━━━ DATASET CONTENT

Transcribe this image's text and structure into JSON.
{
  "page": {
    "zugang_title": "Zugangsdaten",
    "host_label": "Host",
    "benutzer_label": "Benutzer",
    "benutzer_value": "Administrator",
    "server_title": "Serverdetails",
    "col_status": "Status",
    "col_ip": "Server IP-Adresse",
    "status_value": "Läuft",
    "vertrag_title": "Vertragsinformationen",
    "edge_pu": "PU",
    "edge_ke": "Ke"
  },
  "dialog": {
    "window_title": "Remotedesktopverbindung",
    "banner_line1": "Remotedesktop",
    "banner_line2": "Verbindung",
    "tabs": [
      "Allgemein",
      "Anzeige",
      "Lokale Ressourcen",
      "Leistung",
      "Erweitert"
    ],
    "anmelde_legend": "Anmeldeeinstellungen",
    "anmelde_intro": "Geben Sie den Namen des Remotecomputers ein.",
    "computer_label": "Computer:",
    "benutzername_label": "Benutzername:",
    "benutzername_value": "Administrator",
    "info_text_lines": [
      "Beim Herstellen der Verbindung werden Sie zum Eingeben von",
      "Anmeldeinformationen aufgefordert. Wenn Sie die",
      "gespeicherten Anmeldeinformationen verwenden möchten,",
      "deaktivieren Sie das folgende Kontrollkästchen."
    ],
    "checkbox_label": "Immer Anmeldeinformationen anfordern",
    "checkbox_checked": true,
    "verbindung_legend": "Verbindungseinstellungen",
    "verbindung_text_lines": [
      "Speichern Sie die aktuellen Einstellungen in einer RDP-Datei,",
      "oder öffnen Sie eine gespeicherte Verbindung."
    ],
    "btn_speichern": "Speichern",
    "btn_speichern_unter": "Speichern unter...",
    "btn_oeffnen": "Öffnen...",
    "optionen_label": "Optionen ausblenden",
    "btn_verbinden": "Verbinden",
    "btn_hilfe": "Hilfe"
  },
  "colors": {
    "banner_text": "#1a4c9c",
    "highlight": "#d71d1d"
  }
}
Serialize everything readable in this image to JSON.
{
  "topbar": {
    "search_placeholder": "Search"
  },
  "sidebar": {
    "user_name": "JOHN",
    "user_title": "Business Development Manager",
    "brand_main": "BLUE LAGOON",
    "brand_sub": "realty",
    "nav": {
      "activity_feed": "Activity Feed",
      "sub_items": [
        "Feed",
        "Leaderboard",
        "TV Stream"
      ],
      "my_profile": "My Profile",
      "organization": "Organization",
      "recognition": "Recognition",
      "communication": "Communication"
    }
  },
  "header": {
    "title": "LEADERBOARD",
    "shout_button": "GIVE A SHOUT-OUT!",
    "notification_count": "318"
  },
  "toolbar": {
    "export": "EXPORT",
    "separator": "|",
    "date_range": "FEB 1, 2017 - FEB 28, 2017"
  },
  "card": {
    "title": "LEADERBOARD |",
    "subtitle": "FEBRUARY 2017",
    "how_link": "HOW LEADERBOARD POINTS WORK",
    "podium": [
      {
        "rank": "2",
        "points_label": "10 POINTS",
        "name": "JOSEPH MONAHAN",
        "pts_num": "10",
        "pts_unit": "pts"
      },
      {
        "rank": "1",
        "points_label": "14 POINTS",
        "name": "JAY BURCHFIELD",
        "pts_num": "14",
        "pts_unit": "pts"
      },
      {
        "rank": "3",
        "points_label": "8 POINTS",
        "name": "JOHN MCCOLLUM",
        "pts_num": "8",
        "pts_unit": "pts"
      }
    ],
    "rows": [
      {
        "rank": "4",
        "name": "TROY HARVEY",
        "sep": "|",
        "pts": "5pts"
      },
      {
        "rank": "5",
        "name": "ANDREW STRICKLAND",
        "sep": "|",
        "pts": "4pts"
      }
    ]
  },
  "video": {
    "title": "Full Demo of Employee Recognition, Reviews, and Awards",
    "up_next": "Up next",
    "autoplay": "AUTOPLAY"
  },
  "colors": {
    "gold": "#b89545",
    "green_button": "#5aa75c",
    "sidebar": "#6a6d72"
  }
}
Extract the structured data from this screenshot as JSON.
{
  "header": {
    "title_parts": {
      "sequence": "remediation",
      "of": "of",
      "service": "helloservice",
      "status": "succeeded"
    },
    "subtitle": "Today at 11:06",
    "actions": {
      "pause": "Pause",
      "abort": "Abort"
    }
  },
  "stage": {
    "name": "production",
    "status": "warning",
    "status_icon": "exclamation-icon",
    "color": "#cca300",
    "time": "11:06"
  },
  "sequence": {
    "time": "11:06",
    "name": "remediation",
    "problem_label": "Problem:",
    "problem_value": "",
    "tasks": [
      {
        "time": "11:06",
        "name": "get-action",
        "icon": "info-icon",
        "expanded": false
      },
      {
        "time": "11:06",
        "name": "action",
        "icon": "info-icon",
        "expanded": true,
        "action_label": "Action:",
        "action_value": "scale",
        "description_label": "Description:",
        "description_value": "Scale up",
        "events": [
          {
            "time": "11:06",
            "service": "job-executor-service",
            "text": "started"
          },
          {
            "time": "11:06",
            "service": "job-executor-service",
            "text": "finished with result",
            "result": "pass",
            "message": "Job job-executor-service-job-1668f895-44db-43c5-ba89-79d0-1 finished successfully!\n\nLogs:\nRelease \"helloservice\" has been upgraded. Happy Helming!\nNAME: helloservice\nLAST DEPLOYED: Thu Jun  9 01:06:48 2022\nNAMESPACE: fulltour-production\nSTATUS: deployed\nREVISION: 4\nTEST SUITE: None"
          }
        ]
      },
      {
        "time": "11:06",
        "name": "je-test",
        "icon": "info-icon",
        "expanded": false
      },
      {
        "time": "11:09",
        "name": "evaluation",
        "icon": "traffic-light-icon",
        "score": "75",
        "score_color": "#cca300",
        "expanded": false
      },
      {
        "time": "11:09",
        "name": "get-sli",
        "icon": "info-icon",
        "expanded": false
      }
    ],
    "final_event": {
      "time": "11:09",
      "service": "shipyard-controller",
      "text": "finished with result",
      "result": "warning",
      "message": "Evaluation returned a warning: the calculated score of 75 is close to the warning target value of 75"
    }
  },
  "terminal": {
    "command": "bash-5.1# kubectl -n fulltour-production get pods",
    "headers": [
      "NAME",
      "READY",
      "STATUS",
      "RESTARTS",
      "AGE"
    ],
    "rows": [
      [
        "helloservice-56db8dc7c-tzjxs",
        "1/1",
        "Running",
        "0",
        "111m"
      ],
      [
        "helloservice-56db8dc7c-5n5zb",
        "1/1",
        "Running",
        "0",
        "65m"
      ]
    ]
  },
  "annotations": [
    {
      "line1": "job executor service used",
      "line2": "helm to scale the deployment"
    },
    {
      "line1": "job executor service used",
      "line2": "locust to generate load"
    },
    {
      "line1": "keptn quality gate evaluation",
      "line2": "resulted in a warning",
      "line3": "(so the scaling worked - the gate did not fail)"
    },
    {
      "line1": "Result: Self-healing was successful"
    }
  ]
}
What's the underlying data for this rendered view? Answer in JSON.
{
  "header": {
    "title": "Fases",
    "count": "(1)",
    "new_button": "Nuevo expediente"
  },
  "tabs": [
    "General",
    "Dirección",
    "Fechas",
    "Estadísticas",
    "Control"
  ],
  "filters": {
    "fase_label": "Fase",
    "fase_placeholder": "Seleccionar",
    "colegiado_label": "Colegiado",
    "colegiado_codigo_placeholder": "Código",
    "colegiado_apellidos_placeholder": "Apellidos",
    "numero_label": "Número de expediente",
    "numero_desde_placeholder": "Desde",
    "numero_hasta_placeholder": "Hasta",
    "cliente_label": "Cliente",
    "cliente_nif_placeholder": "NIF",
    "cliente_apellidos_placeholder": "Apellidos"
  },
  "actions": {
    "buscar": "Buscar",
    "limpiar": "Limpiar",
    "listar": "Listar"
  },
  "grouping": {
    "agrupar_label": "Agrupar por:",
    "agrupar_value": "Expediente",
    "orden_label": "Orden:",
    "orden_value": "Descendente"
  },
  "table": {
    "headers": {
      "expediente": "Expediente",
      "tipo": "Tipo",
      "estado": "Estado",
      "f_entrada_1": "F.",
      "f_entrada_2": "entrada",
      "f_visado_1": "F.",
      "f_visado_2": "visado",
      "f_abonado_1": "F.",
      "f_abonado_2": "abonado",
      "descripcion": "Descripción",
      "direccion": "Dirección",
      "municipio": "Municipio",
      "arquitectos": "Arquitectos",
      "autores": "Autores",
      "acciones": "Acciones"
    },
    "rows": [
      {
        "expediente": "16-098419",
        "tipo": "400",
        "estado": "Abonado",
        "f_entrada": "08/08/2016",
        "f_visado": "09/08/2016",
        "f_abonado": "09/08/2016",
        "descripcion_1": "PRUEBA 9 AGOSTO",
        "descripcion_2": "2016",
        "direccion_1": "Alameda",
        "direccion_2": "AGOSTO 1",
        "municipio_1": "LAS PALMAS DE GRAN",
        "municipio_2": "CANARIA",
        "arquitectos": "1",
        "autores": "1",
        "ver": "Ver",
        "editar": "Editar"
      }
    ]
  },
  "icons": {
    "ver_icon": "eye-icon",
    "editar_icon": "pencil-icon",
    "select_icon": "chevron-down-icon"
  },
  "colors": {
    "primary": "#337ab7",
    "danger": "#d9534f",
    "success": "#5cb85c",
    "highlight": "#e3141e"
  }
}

━━━━━━

INSTRUCTIONS FOR THE TASK
What is the number of lines in the data above that include the word "finished"? Answer with that number only.

RESULT BELOW
3